### Task objective
Give the count of lines in the data that include "marker", with no other words.

* start *

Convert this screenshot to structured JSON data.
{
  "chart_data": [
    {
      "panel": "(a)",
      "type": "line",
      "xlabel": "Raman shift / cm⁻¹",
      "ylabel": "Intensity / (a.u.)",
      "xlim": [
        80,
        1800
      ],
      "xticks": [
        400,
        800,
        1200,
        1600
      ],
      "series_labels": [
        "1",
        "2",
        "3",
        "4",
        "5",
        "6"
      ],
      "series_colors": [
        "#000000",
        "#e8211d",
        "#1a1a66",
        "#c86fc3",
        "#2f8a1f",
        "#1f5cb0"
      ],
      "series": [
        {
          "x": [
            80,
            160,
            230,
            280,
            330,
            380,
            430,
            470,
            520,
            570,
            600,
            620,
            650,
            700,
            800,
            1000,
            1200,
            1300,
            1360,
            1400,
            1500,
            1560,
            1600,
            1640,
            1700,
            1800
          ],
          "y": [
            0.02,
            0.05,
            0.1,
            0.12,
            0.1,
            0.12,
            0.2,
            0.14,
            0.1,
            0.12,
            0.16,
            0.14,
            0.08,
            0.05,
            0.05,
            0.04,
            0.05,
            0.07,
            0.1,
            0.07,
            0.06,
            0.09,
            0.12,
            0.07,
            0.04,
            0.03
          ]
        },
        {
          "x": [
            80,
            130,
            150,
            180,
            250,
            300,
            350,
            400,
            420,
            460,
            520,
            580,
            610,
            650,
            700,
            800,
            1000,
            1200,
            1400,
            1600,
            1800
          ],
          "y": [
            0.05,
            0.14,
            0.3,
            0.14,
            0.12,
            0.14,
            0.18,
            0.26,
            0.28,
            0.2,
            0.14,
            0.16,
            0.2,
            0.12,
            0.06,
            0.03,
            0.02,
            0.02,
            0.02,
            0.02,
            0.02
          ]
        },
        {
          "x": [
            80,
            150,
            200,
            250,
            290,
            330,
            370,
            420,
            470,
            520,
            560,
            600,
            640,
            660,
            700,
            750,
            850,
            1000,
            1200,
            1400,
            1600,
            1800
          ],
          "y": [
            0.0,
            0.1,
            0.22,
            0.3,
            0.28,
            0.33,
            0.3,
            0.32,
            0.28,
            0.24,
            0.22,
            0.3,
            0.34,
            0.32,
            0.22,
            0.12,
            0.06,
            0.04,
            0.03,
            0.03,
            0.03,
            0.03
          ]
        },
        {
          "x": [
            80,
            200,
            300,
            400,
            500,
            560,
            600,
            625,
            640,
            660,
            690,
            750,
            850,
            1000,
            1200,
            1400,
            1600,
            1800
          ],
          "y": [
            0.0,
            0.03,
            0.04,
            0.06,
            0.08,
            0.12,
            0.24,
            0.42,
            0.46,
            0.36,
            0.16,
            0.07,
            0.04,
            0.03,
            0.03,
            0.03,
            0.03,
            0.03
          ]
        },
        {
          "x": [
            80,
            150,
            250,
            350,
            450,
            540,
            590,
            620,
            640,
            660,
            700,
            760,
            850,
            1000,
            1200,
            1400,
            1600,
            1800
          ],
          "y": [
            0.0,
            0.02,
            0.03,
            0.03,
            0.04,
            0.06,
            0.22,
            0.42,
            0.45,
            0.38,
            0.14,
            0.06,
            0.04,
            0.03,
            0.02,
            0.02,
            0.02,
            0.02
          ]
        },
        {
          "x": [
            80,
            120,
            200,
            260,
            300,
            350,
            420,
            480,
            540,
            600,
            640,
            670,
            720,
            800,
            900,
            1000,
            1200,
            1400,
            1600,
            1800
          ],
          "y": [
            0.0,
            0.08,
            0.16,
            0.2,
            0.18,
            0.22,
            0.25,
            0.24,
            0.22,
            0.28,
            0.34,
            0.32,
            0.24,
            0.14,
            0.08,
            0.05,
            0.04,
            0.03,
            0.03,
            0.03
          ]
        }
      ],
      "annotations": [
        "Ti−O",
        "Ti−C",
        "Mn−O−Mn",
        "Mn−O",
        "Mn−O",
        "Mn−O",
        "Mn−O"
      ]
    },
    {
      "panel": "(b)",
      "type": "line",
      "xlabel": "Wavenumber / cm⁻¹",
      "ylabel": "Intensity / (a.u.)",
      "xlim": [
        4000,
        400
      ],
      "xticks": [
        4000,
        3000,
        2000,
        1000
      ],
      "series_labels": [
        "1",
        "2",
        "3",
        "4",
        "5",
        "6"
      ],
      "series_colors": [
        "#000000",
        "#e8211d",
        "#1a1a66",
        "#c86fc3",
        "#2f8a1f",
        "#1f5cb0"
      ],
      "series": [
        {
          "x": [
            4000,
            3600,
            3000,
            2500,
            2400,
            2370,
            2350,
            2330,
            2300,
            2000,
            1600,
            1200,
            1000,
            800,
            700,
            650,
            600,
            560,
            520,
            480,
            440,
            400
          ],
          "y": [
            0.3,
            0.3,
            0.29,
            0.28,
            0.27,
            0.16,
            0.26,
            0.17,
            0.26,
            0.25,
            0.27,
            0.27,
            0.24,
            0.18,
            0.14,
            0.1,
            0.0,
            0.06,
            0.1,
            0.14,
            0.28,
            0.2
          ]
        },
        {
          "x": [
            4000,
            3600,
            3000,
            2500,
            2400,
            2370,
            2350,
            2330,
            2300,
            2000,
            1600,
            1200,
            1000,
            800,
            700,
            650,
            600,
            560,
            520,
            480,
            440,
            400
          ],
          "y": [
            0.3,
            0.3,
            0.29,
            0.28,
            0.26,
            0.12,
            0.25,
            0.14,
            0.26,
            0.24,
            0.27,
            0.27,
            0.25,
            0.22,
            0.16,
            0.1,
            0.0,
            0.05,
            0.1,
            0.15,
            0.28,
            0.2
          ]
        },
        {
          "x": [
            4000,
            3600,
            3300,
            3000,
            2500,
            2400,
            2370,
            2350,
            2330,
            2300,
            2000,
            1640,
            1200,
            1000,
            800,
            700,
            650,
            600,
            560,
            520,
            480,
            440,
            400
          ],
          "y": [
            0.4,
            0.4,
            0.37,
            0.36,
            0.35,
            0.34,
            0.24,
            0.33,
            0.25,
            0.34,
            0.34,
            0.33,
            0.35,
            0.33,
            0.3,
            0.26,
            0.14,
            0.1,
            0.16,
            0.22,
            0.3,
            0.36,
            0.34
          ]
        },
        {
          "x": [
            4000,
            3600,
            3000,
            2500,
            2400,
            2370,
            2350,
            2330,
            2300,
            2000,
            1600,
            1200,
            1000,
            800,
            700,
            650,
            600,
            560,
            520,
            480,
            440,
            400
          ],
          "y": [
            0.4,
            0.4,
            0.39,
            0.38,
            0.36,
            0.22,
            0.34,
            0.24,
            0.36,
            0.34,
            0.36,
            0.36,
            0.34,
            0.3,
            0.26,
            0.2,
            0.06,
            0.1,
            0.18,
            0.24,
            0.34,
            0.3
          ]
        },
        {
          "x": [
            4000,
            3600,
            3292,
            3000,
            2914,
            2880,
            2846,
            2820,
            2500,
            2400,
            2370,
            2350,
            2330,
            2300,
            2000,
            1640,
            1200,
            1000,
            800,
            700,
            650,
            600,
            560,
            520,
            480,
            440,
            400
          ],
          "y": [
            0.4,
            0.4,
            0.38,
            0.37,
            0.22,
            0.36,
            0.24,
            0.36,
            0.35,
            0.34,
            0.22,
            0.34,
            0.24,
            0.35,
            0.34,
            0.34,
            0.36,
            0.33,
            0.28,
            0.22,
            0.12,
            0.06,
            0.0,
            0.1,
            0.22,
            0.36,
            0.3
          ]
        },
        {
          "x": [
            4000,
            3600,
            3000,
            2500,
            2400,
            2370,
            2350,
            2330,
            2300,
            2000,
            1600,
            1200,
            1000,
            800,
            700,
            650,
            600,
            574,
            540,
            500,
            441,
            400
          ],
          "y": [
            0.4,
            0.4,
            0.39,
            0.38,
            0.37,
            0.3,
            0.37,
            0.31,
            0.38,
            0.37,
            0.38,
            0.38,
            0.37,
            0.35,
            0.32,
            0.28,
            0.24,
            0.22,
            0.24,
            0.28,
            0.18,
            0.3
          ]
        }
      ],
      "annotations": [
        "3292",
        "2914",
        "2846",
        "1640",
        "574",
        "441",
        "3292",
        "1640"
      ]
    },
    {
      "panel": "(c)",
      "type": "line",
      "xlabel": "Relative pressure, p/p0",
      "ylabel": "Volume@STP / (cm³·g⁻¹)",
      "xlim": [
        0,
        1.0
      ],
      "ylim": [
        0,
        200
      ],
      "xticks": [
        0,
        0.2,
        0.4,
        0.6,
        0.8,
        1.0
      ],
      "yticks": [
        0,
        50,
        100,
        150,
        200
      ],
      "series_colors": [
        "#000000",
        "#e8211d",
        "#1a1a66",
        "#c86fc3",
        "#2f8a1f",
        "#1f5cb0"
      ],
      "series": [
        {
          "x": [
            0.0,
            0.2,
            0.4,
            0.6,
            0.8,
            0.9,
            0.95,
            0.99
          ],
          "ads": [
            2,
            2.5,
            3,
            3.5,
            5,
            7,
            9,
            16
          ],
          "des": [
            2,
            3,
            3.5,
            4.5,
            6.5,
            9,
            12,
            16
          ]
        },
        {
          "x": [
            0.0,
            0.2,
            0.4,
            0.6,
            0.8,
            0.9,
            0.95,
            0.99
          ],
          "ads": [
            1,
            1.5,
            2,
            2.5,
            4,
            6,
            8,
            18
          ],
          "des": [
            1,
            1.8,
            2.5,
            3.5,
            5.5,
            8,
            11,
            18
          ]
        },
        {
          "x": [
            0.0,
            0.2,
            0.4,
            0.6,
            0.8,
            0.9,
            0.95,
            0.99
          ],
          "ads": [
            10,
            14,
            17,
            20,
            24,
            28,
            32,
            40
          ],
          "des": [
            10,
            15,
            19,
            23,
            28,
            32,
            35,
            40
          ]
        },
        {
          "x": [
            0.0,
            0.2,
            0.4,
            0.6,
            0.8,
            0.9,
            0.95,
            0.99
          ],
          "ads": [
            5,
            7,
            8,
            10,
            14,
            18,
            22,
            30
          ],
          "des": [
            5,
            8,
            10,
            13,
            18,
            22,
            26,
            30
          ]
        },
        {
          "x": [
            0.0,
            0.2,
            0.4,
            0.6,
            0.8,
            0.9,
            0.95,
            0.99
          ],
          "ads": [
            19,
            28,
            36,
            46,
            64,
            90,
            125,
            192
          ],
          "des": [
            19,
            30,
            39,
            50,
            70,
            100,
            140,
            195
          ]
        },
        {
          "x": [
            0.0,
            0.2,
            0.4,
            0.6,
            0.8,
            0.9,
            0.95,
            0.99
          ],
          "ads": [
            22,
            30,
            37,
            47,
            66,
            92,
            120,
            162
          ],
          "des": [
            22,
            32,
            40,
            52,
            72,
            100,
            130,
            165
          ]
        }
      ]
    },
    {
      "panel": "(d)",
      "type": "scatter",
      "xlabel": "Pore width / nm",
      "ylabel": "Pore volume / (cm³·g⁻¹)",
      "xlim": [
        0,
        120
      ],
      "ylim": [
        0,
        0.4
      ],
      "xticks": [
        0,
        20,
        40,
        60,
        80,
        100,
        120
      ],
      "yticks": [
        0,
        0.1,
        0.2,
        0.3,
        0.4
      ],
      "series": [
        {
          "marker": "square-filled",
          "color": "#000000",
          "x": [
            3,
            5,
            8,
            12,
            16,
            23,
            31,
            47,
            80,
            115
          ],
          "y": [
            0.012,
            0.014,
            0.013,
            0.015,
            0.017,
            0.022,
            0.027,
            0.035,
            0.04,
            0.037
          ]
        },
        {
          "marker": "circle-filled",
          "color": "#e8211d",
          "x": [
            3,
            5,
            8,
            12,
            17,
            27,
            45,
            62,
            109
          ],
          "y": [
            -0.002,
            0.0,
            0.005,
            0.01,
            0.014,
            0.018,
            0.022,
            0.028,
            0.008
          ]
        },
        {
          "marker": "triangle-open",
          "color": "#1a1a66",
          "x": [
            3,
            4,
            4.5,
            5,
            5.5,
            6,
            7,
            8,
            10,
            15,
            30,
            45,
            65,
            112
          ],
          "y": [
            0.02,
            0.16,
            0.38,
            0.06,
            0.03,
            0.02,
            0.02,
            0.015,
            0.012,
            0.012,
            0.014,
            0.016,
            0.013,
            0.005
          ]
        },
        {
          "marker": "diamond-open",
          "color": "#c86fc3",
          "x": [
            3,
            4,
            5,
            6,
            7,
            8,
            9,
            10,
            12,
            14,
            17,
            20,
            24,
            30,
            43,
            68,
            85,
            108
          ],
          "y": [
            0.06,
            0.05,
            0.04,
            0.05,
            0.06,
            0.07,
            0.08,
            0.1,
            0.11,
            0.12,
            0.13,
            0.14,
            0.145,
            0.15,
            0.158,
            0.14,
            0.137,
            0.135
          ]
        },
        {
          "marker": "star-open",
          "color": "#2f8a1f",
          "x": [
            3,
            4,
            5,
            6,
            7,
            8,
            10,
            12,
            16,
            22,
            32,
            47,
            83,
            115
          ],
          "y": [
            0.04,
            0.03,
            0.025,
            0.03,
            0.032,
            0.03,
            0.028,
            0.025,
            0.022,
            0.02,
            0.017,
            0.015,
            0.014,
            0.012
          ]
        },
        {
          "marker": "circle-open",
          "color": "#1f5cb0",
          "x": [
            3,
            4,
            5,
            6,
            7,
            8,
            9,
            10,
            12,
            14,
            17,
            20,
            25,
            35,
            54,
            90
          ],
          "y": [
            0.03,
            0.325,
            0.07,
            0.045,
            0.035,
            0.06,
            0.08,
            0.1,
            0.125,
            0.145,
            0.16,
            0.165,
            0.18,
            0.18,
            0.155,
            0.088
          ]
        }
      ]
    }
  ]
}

* end *

### Final result
6